_PROBLEM STATEMENT_
Below are some records; retype all of them exactly.

--- START INPUT FOR THIS TASK ---

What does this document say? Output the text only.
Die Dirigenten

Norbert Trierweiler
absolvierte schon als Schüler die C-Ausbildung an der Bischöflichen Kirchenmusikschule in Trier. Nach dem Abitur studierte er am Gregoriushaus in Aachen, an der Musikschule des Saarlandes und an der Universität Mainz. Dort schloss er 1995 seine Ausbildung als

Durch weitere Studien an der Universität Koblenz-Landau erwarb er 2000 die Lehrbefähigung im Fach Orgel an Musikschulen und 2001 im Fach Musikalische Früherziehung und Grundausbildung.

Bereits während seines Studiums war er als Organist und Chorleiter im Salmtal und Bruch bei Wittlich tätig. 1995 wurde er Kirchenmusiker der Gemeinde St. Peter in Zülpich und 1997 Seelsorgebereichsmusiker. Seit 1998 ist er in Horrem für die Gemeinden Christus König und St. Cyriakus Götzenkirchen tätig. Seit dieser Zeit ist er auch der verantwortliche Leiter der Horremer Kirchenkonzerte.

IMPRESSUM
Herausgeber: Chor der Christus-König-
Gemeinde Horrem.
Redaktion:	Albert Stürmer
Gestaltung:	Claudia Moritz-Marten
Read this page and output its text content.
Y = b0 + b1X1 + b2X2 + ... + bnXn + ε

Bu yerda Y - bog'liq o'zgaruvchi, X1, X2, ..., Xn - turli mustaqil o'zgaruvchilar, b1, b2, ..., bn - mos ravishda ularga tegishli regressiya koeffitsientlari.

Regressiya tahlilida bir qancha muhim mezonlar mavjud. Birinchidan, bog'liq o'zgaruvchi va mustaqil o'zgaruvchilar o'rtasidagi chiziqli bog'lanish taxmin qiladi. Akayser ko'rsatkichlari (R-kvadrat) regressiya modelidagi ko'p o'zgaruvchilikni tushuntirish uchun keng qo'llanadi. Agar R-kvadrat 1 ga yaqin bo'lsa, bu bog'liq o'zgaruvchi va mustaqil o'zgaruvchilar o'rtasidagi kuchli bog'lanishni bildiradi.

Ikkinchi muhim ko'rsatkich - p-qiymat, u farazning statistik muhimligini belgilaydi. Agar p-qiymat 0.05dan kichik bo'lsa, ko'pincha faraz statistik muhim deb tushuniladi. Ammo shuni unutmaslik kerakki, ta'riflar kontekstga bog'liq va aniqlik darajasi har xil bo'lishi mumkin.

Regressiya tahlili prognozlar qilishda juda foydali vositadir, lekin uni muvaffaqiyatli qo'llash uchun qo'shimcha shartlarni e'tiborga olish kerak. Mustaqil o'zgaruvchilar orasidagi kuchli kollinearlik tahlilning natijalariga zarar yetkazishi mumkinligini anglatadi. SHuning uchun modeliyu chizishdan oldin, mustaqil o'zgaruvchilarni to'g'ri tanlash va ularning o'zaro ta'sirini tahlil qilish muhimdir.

--- END INPUT FOR THIS TASK ---

_EXERCISE ANSWER_
What does this document say? Output the text only.
Die Dirigenten

Norbert Trierweiler
absolvierte schon als Schüler die C-Ausbildung an der Bischöflichen Kirchenmusikschule in Trier. Nach dem Abitur studierte er am Gregoriushaus in Aachen, an der Musikschule des Saarlandes und an der Universität Mainz. Dort schloss er 1995 seine Ausbildung als

Durch weitere Studien an der Universität Koblenz-Landau erwarb er 2000 die Lehrbefähigung im Fach Orgel an Musikschulen und 2001 im Fach Musikalische Früherziehung und Grundausbildung.

Bereits während seines Studiums war er als Organist und Chorleiter im Salmtal und Bruch bei Wittlich tätig. 1995 wurde er Kirchenmusiker der Gemeinde St. Peter in Zülpich und 1997 Seelsorgebereichsmusiker. Seit 1998 ist er in Horrem für die Gemeinden Christus König und St. Cyriakus Götzenkirchen tätig. Seit dieser Zeit ist er auch der verantwortliche Leiter der Horremer Kirchenkonzerte.

IMPRESSUM
Herausgeber: Chor der Christus-König-
Gemeinde Horrem.
Redaktion:	Albert Stürmer
Gestaltung:	Claudia Moritz-Marten
Read this page and output its text content.
Y = b0 + b1X1 + b2X2 + ... + bnXn + ε

Bu yerda Y - bog'liq o'zgaruvchi, X1, X2, ..., Xn - turli mustaqil o'zgaruvchilar, b1, b2, ..., bn - mos ravishda ularga tegishli regressiya koeffitsientlari.

Regressiya tahlilida bir qancha muhim mezonlar mavjud. Birinchidan, bog'liq o'zgaruvchi va mustaqil o'zgaruvchilar o'rtasidagi chiziqli bog'lanish taxmin qiladi. Akayser ko'rsatkichlari (R-kvadrat) regressiya modelidagi ko'p o'zgaruvchilikni tushuntirish uchun keng qo'llanadi. Agar R-kvadrat 1 ga yaqin bo'lsa, bu bog'liq o'zgaruvchi va mustaqil o'zgaruvchilar o'rtasidagi kuchli bog'lanishni bildiradi.

Ikkinchi muhim ko'rsatkich - p-qiymat, u farazning statistik muhimligini belgilaydi. Agar p-qiymat 0.05dan kichik bo'lsa, ko'pincha faraz statistik muhim deb tushuniladi. Ammo shuni unutmaslik kerakki, ta'riflar kontekstga bog'liq va aniqlik darajasi har xil bo'lishi mumkin.

Regressiya tahlili prognozlar qilishda juda foydali vositadir, lekin uni muvaffaqiyatli qo'llash uchun qo'shimcha shartlarni e'tiborga olish kerak. Mustaqil o'zgaruvchilar orasidagi kuchli kollinearlik tahlilning natijalariga zarar yetkazishi mumkinligini anglatadi. SHuning uchun modeliyu chizishdan oldin, mustaqil o'zgaruvchilarni to'g'ri tanlash va ularning o'zaro ta'sirini tahlil qilish muhimdir.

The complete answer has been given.